## What to do
Can you reproduce, line for line and unchanged, the part of the rows that opens with the very first row and closes with the line containing "289, 745, 440]", both ends included?

## Recorded data
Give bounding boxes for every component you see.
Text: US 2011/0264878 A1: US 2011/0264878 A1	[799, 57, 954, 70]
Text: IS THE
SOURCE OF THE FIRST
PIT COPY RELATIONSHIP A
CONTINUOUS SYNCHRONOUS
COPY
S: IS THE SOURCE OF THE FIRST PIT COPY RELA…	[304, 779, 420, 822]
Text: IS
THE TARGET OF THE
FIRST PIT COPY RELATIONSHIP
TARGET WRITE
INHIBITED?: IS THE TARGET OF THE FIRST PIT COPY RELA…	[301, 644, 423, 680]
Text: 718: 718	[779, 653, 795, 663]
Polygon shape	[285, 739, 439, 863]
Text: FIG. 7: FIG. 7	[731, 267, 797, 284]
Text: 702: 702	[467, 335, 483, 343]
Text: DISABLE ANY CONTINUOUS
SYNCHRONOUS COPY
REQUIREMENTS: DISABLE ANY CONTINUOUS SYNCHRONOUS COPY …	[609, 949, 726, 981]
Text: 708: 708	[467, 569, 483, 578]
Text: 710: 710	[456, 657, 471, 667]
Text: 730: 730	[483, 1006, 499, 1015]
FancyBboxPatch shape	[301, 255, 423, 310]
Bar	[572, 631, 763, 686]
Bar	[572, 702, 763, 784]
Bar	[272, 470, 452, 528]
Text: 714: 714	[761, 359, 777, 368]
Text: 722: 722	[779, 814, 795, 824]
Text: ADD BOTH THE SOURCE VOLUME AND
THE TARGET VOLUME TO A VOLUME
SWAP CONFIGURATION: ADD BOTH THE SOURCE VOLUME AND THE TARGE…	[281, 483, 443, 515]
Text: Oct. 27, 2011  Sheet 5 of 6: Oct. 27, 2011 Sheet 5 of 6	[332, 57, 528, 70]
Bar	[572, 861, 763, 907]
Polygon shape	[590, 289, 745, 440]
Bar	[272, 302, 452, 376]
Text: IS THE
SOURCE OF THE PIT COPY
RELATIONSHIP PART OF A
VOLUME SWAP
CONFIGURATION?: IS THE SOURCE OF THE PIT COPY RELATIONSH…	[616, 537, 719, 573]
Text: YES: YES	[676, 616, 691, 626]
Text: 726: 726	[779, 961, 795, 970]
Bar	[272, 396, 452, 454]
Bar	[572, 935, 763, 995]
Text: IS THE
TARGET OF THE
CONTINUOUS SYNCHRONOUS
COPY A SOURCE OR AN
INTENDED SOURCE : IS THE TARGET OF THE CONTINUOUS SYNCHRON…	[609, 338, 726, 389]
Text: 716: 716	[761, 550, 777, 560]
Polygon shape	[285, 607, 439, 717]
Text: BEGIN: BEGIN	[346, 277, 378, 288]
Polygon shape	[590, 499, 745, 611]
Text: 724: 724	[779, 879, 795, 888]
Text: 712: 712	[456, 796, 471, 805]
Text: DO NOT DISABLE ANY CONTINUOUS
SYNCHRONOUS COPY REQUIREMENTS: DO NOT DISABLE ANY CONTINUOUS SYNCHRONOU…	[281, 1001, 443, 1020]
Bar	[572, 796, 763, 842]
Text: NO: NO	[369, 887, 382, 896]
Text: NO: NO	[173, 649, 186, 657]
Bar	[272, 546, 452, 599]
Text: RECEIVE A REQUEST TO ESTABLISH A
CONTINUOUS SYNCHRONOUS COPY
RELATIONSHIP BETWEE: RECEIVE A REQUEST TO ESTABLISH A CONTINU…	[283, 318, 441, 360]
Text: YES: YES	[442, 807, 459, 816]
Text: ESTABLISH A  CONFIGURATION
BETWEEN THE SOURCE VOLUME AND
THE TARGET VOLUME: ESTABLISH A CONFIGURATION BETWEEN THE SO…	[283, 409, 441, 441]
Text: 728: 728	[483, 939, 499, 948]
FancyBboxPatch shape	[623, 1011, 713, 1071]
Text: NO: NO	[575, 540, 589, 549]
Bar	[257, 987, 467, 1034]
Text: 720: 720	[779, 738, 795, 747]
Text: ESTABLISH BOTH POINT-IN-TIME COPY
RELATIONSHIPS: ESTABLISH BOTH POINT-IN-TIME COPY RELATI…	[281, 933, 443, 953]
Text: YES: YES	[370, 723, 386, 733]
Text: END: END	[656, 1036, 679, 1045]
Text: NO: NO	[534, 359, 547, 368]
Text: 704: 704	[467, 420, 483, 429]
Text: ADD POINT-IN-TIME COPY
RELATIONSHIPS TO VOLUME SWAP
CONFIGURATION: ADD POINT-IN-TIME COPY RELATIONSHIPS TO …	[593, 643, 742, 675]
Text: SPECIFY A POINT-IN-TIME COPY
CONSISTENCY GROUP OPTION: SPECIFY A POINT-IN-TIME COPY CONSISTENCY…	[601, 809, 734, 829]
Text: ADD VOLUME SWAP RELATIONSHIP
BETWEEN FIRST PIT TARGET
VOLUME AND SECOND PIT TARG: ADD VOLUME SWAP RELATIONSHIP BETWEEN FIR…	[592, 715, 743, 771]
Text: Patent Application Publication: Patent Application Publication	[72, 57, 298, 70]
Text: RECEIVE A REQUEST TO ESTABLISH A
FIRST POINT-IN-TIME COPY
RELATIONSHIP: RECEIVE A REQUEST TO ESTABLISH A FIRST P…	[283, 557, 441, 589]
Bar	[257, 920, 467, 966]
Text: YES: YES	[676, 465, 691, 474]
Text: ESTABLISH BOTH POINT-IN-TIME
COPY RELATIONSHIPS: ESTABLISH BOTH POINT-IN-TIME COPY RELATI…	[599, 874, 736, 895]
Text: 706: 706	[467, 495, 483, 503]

## Response to this task
Give bounding boxes for every component you see.
Text: US 2011/0264878 A1: US 2011/0264878 A1	[799, 57, 954, 70]
Text: IS THE
SOURCE OF THE FIRST
PIT COPY RELATIONSHIP A
CONTINUOUS SYNCHRONOUS
COPY
S: IS THE SOURCE OF THE FIRST PIT COPY RELA…	[304, 779, 420, 822]
Text: IS
THE TARGET OF THE
FIRST PIT COPY RELATIONSHIP
TARGET WRITE
INHIBITED?: IS THE TARGET OF THE FIRST PIT COPY RELA…	[301, 644, 423, 680]
Text: 718: 718	[779, 653, 795, 663]
Polygon shape	[285, 739, 439, 863]
Text: FIG. 7: FIG. 7	[731, 267, 797, 284]
Text: 702: 702	[467, 335, 483, 343]
Text: DISABLE ANY CONTINUOUS
SYNCHRONOUS COPY
REQUIREMENTS: DISABLE ANY CONTINUOUS SYNCHRONOUS COPY …	[609, 949, 726, 981]
Text: 708: 708	[467, 569, 483, 578]
Text: 710: 710	[456, 657, 471, 667]
Text: 730: 730	[483, 1006, 499, 1015]
FancyBboxPatch shape	[301, 255, 423, 310]
Bar	[572, 631, 763, 686]
Bar	[572, 702, 763, 784]
Bar	[272, 470, 452, 528]
Text: 714: 714	[761, 359, 777, 368]
Text: 722: 722	[779, 814, 795, 824]
Text: ADD BOTH THE SOURCE VOLUME AND
THE TARGET VOLUME TO A VOLUME
SWAP CONFIGURATION: ADD BOTH THE SOURCE VOLUME AND THE TARGE…	[281, 483, 443, 515]
Text: Oct. 27, 2011  Sheet 5 of 6: Oct. 27, 2011 Sheet 5 of 6	[332, 57, 528, 70]
Bar	[572, 861, 763, 907]
Polygon shape	[590, 289, 745, 440]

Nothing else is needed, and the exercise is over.